> _SET PROBLEM_
Give the count of lines in the data that include "public", with no other words.

> _EXERCISE DATA_

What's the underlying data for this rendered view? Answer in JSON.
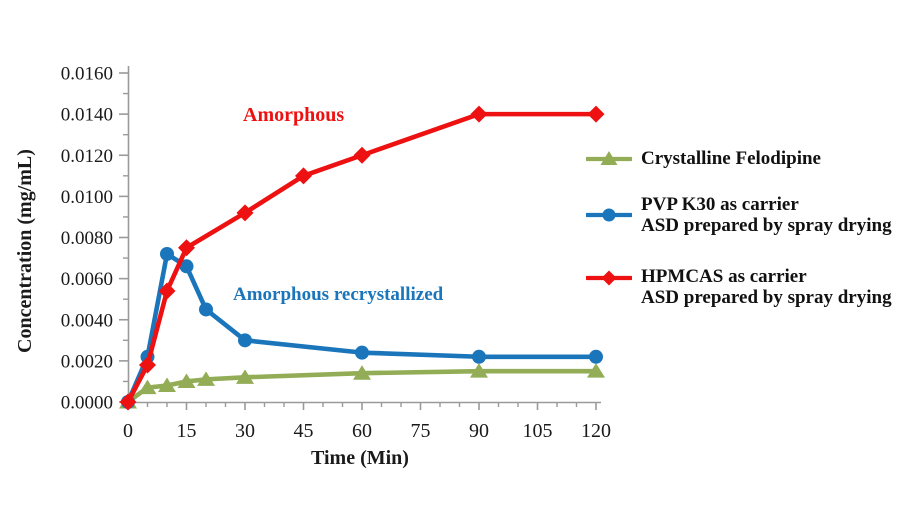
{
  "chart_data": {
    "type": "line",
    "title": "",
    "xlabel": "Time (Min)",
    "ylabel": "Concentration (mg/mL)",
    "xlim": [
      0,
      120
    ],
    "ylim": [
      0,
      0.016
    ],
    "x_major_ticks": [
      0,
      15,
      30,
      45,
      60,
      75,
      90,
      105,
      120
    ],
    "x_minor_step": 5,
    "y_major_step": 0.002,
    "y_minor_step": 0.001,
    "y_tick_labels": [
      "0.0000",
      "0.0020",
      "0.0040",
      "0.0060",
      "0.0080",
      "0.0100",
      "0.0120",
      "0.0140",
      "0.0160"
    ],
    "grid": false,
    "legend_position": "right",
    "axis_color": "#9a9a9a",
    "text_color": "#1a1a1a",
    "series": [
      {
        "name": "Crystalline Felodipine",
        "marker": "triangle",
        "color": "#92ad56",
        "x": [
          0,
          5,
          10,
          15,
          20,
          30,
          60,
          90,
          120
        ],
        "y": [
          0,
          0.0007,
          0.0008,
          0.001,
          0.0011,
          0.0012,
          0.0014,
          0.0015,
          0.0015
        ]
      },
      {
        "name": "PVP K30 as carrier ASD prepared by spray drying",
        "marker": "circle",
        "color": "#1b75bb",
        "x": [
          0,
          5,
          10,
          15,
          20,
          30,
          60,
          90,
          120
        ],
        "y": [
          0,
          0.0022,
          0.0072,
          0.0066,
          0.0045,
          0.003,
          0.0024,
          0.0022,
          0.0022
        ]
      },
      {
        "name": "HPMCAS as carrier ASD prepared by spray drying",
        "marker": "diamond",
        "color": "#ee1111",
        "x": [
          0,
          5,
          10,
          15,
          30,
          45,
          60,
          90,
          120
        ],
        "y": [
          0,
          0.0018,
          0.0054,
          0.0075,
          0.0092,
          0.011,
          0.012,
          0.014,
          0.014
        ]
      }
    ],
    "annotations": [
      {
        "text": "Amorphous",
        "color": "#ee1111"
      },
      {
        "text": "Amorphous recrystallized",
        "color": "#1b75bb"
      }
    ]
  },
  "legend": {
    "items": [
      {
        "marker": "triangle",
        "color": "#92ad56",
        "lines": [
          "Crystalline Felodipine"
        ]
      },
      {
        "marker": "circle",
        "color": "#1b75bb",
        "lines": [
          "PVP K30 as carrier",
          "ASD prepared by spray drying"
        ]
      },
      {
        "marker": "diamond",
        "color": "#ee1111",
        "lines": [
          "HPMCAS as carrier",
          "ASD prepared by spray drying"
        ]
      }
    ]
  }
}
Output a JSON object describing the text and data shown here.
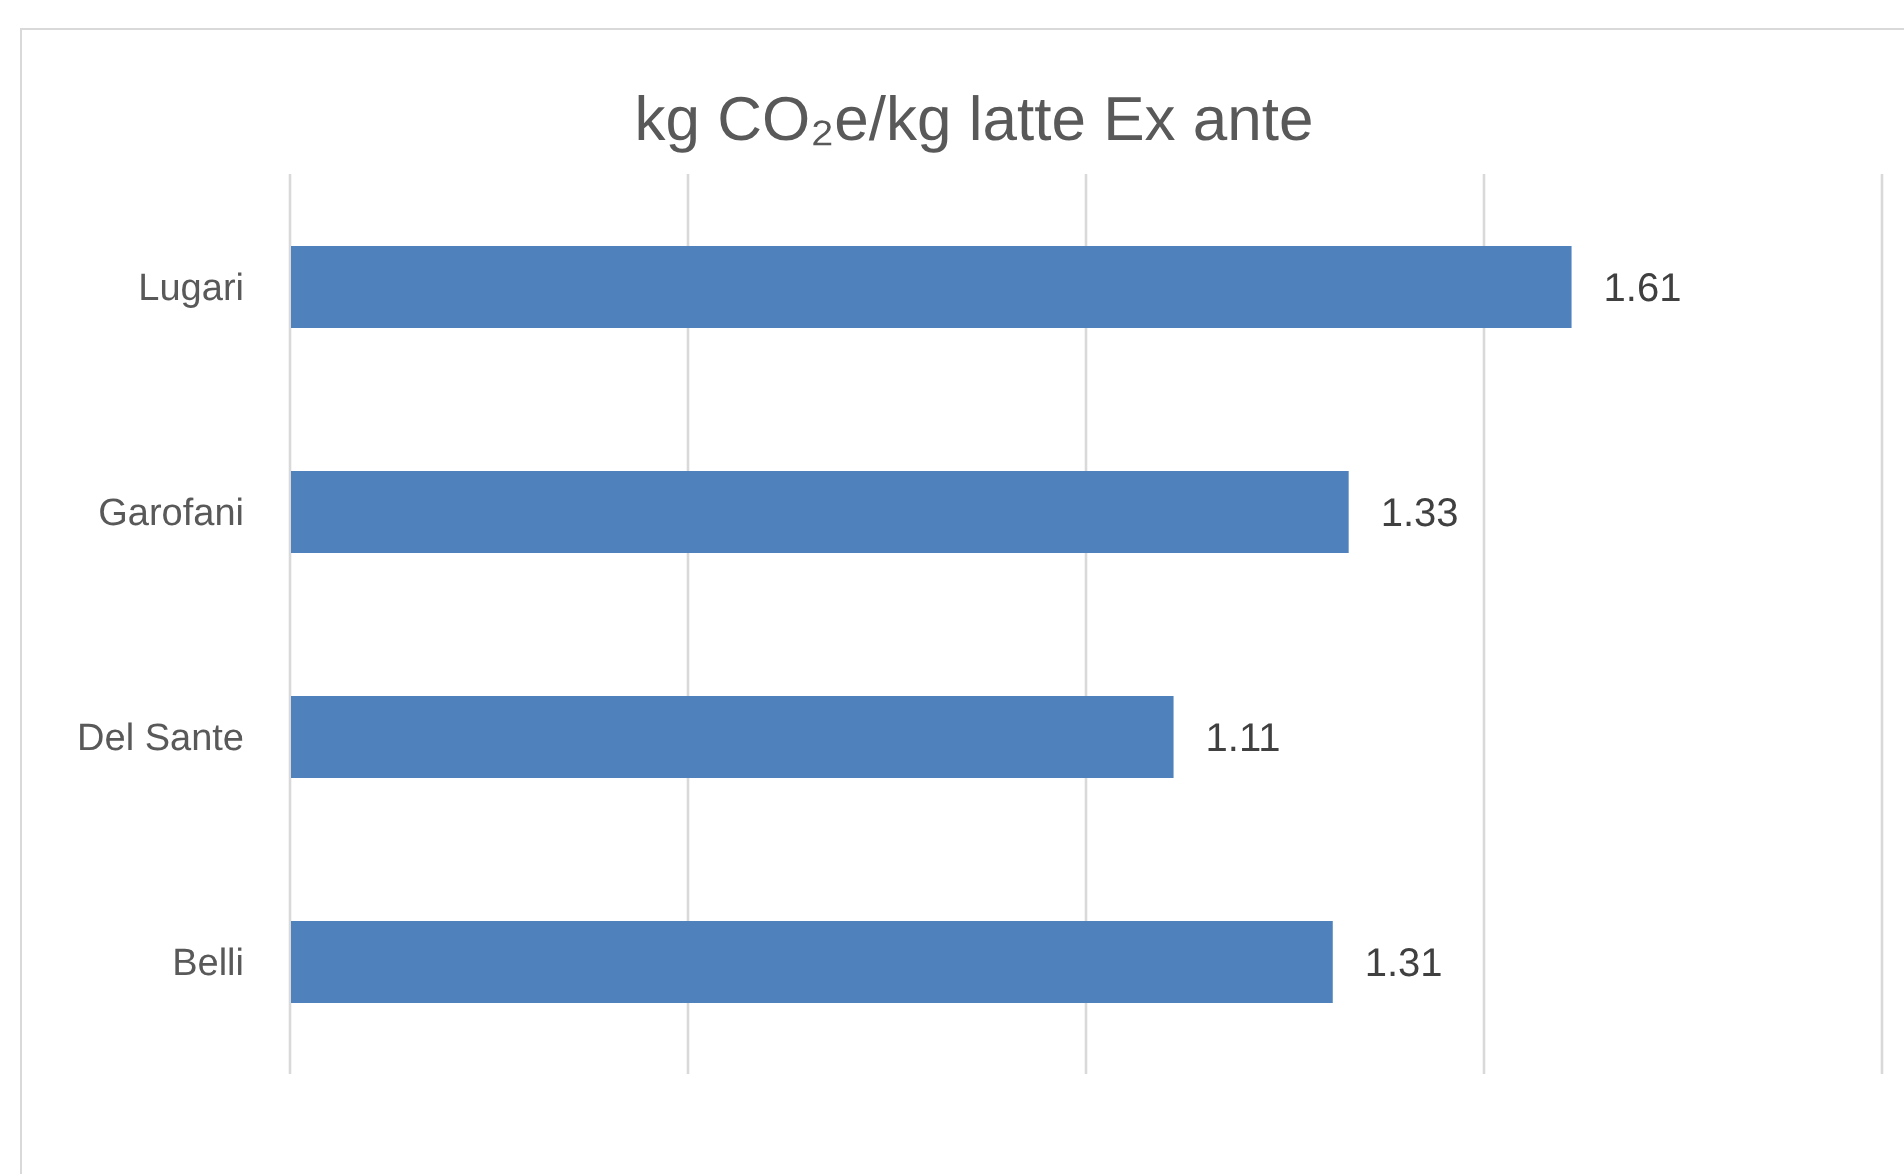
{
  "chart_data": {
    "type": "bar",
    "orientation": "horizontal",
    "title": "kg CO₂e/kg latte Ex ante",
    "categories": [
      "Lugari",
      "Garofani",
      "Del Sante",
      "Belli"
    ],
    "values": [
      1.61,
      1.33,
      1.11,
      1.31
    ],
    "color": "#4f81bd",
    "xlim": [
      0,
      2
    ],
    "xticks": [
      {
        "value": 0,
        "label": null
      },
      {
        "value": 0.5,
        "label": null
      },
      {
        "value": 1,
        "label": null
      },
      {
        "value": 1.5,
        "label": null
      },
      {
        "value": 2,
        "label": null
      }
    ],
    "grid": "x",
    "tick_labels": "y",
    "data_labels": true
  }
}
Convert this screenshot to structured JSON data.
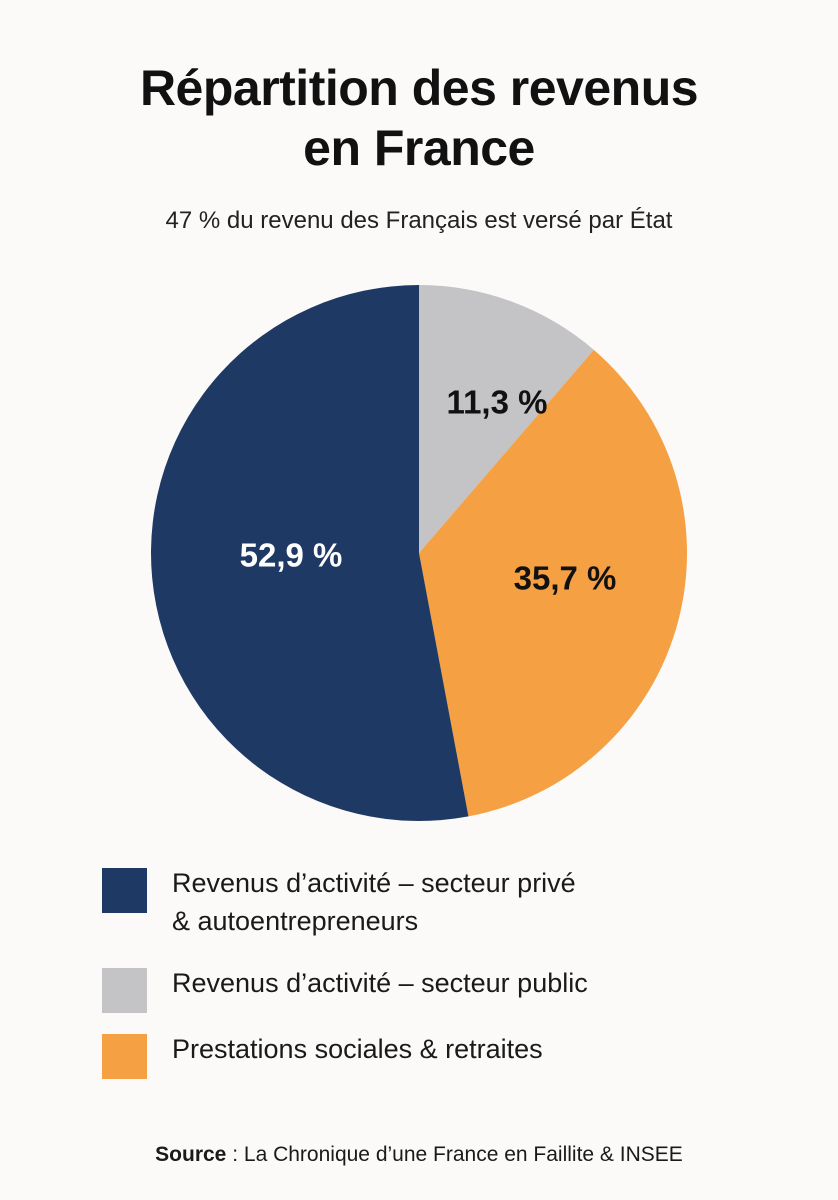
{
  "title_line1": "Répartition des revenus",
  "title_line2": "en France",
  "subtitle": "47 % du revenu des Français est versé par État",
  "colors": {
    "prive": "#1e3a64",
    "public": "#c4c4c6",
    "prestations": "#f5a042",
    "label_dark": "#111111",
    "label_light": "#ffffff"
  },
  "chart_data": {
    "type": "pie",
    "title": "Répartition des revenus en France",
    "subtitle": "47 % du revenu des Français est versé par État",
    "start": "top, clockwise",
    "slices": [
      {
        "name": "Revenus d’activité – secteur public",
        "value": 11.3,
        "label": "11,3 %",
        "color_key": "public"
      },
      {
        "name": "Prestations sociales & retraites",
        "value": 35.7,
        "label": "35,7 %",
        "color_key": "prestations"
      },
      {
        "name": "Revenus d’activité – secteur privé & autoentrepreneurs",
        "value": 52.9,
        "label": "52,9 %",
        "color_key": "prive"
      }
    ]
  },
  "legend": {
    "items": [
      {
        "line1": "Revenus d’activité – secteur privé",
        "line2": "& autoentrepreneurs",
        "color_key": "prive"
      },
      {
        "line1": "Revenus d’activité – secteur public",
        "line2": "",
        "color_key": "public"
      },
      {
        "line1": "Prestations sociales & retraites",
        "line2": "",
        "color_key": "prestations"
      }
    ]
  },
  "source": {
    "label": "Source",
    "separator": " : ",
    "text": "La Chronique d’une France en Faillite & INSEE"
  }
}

> _RESPONSE BELOW_
5